→ Work to complete
Scan the material for the word "subscript", and copy each line where it shows up.
* start Supplied records *
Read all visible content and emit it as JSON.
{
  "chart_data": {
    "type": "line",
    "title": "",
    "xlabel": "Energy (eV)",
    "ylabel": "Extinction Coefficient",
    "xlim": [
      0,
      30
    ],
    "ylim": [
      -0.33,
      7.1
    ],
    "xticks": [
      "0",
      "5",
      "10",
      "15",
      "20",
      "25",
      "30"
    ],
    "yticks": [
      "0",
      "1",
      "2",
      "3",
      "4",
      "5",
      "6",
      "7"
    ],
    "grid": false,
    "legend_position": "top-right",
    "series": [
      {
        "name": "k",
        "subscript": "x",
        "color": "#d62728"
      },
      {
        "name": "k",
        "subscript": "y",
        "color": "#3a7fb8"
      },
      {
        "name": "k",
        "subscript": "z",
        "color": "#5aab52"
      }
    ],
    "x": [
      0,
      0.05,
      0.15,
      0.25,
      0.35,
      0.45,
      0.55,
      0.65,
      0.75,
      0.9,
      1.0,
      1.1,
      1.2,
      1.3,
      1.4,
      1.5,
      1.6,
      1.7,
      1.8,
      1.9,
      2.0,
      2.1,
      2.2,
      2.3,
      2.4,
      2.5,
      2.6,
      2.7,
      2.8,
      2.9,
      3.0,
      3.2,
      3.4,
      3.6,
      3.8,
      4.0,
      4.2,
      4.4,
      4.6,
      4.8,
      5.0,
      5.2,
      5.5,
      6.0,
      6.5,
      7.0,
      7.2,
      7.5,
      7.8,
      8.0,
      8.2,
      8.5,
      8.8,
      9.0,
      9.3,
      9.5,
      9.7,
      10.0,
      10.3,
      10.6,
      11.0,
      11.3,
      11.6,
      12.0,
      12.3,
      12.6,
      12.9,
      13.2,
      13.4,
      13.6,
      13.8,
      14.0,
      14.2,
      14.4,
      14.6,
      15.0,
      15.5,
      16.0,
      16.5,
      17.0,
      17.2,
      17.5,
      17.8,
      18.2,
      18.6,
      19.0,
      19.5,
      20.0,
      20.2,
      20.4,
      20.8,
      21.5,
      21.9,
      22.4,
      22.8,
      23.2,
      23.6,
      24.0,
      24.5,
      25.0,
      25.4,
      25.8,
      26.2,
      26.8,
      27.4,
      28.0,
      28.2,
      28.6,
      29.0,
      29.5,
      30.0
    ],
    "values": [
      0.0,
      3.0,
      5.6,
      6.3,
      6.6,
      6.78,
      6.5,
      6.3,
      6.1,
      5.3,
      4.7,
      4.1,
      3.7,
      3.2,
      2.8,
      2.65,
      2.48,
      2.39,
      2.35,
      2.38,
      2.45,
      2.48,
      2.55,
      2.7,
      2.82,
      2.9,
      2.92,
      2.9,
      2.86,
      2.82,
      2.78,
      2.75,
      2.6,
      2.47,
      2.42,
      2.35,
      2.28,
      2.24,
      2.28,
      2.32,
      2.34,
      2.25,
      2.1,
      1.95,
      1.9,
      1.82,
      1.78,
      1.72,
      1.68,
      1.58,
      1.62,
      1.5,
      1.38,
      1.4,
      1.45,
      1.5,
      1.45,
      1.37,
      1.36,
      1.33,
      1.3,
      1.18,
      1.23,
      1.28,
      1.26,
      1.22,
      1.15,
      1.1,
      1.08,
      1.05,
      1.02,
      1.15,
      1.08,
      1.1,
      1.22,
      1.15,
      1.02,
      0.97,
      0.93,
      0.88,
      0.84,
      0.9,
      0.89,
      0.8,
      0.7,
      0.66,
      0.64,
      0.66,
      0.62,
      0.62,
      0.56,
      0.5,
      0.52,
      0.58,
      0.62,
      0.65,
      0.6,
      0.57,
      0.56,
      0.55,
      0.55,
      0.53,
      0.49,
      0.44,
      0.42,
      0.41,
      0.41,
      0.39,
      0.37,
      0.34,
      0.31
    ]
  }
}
* end Supplied records *
→ Result of the exercise
        "subscript": "x",
        "subscript": "y",
        "subscript": "z",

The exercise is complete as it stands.